In the following material, identify every line holding the string "برقم" and return it.

** start of Material for this task **

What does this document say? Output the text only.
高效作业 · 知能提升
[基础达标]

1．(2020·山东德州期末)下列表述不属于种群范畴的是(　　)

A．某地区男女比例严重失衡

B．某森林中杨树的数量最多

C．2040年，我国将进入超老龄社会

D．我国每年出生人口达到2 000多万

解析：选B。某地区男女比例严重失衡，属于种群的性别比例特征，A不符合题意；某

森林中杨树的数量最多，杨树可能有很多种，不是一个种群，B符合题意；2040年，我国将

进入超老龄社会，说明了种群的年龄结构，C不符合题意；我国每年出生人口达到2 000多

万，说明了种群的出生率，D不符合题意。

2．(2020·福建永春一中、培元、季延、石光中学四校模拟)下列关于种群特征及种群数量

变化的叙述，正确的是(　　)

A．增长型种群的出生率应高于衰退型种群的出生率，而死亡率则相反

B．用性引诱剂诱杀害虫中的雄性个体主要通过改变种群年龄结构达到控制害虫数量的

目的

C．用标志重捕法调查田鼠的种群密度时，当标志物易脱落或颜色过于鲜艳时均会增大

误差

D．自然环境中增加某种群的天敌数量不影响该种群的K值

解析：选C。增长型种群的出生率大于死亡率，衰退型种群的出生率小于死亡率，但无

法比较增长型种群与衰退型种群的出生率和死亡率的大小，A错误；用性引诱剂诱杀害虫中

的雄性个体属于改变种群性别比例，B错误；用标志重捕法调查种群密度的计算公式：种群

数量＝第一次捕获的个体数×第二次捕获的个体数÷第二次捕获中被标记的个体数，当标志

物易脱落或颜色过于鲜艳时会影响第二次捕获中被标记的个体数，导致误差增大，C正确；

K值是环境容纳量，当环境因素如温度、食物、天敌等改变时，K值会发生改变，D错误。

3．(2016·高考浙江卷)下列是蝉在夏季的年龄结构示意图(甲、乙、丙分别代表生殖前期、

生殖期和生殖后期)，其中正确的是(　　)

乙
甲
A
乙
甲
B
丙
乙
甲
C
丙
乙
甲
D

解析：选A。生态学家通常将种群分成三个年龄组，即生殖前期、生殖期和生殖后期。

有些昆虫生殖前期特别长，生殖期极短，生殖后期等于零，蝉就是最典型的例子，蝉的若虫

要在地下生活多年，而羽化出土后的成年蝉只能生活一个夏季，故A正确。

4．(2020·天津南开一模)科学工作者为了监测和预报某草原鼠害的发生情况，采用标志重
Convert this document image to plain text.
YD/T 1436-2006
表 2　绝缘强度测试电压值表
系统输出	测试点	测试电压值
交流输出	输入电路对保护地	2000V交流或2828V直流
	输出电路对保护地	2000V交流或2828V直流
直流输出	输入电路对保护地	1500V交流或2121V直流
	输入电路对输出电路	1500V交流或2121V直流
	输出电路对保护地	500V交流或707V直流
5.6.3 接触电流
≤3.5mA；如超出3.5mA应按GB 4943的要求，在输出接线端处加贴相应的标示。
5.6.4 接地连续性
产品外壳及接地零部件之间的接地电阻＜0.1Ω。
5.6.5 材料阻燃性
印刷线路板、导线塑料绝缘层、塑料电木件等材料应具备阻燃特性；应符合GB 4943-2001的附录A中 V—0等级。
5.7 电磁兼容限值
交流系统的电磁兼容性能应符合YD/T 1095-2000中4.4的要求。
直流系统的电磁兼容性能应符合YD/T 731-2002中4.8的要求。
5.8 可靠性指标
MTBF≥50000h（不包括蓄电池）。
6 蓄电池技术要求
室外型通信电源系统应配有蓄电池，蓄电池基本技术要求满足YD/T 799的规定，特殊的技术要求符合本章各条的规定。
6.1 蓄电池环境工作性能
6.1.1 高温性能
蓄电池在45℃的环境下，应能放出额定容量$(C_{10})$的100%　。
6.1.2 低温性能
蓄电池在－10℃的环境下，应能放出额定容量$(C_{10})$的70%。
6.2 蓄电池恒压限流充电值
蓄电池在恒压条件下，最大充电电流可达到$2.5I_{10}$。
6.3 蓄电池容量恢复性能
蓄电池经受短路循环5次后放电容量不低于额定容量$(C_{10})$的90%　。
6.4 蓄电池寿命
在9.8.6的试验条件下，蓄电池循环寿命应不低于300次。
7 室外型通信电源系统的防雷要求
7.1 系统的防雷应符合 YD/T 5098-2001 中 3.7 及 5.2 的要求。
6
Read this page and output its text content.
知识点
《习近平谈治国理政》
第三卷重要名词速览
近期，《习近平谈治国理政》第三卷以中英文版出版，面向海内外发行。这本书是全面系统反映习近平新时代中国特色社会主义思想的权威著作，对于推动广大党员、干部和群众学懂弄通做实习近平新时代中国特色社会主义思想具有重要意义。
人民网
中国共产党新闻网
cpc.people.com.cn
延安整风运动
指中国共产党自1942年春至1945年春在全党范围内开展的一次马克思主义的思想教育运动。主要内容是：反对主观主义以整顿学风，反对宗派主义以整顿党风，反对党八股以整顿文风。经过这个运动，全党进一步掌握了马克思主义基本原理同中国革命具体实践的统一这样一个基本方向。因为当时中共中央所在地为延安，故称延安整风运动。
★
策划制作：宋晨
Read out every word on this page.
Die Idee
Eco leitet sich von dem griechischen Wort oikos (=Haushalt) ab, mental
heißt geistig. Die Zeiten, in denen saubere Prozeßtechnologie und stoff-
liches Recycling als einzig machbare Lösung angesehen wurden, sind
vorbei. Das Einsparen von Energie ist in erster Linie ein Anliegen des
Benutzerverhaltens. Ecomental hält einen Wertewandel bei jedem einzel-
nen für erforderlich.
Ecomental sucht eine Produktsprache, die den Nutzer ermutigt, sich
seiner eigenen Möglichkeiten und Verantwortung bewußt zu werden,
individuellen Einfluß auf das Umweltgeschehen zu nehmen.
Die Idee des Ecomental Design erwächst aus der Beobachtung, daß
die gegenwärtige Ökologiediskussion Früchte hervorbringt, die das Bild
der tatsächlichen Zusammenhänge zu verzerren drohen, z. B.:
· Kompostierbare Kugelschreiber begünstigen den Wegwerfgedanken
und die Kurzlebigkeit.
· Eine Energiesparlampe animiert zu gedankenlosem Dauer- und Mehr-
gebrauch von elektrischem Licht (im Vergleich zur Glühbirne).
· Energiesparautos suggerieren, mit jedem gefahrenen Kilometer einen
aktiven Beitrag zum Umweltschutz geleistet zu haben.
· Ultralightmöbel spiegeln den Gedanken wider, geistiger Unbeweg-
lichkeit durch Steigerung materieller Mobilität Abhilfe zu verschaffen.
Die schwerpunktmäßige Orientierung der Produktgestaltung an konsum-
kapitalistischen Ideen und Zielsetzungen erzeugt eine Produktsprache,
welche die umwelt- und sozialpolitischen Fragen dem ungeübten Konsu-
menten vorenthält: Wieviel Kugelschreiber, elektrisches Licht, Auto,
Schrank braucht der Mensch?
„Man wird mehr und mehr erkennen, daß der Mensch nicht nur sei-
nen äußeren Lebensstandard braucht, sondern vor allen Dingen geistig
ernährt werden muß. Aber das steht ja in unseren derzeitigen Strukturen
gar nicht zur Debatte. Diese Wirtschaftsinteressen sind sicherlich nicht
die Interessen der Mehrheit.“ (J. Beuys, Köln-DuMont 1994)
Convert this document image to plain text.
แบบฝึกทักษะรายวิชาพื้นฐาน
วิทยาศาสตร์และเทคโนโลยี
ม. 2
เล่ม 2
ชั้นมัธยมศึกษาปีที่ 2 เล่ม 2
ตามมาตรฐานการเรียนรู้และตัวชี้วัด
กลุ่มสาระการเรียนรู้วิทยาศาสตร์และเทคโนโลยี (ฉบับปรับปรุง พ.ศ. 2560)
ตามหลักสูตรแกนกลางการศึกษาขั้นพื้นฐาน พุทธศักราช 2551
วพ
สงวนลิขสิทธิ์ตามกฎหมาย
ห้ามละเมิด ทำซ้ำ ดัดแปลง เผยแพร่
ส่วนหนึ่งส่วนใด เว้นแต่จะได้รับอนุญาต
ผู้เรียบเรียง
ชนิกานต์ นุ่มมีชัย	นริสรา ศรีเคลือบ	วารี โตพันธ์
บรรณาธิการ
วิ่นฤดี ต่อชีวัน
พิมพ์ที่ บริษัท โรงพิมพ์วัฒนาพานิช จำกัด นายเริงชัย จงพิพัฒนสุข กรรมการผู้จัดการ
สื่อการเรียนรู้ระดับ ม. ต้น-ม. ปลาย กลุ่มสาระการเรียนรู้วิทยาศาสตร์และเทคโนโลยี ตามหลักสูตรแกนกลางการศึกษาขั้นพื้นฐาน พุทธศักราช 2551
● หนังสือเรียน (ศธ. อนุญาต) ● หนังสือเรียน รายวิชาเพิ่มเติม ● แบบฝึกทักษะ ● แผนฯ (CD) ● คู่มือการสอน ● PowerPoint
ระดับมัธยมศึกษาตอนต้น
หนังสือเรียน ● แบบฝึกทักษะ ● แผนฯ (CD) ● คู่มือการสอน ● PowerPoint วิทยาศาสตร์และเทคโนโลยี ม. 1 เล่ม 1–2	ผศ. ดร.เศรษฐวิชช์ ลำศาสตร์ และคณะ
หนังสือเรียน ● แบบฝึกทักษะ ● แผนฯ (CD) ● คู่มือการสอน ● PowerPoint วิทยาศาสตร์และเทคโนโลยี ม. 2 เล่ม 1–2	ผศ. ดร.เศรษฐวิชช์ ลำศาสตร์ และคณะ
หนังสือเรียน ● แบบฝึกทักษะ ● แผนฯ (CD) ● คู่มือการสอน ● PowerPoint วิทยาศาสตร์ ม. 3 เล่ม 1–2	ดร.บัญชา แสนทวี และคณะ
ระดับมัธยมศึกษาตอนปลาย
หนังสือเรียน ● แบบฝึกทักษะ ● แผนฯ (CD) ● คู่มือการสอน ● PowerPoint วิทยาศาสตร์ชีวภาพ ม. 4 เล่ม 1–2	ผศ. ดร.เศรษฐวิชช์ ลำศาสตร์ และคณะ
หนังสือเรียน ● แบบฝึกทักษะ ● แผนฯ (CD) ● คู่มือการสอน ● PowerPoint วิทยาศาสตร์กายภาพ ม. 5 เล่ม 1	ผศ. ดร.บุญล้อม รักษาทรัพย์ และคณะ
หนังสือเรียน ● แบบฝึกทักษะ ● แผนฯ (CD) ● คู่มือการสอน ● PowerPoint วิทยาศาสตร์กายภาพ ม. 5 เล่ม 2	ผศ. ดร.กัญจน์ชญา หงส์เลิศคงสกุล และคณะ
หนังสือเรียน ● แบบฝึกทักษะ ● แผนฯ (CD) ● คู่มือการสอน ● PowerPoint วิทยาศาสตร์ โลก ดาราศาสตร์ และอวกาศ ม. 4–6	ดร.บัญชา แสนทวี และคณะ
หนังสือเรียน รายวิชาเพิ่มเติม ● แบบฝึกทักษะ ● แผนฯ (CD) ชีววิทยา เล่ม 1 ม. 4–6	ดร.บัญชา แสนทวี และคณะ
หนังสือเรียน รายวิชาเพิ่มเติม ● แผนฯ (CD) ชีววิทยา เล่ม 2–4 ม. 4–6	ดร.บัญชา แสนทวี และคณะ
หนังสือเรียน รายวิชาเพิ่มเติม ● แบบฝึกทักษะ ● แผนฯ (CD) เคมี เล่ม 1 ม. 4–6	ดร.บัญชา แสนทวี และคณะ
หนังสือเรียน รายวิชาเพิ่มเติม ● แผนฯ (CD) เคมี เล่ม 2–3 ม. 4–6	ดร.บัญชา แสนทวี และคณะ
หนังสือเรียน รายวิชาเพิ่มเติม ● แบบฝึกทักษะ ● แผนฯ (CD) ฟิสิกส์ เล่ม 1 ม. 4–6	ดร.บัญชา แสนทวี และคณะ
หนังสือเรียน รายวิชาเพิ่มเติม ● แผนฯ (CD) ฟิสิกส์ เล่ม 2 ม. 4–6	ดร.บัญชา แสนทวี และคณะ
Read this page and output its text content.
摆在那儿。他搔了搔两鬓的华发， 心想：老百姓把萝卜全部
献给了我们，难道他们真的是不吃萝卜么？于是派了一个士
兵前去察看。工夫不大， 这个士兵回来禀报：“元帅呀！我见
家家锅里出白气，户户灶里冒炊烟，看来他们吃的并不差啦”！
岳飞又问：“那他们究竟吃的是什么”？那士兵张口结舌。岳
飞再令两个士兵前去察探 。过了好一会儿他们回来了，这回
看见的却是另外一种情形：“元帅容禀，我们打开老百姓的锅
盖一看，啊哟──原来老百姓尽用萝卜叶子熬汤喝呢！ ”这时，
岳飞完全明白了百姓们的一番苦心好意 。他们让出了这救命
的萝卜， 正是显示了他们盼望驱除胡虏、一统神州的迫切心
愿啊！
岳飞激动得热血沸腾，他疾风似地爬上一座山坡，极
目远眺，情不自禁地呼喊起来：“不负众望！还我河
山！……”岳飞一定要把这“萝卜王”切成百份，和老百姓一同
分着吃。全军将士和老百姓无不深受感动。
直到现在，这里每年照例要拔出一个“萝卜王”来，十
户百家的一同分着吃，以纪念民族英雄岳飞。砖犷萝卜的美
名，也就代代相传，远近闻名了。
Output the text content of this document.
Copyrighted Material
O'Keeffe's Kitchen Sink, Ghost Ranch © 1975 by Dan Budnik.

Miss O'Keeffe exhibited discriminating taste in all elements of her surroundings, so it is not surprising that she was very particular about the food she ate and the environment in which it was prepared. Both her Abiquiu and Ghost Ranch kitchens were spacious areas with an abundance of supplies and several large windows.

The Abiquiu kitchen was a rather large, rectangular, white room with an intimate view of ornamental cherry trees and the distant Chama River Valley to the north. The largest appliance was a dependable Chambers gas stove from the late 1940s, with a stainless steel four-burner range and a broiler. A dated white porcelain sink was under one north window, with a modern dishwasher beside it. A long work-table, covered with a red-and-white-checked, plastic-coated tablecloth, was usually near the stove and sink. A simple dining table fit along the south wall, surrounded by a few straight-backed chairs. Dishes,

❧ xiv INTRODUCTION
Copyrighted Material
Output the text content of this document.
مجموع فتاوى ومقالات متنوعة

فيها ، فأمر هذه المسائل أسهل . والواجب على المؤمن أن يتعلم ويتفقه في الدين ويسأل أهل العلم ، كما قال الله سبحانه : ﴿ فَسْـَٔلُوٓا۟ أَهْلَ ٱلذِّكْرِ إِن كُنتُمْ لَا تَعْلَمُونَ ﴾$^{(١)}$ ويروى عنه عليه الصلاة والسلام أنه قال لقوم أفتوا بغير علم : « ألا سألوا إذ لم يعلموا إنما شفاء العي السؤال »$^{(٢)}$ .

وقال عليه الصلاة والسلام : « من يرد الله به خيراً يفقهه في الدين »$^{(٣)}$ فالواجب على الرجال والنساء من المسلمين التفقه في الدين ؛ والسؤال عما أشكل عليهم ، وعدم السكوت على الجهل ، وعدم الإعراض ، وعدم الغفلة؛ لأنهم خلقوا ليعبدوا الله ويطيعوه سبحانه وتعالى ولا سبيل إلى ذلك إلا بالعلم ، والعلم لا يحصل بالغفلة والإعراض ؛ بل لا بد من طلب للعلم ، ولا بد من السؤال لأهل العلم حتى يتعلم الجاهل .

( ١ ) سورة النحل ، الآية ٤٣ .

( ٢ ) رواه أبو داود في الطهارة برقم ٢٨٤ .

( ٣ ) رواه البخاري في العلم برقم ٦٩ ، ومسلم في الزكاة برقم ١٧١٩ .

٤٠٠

** end of Material for this task **

Expected answer
( ٢ ) رواه أبو داود في الطهارة برقم ٢٨٤ .
( ٣ ) رواه البخاري في العلم برقم ٦٩ ، ومسلم في الزكاة برقم ١٧١٩ .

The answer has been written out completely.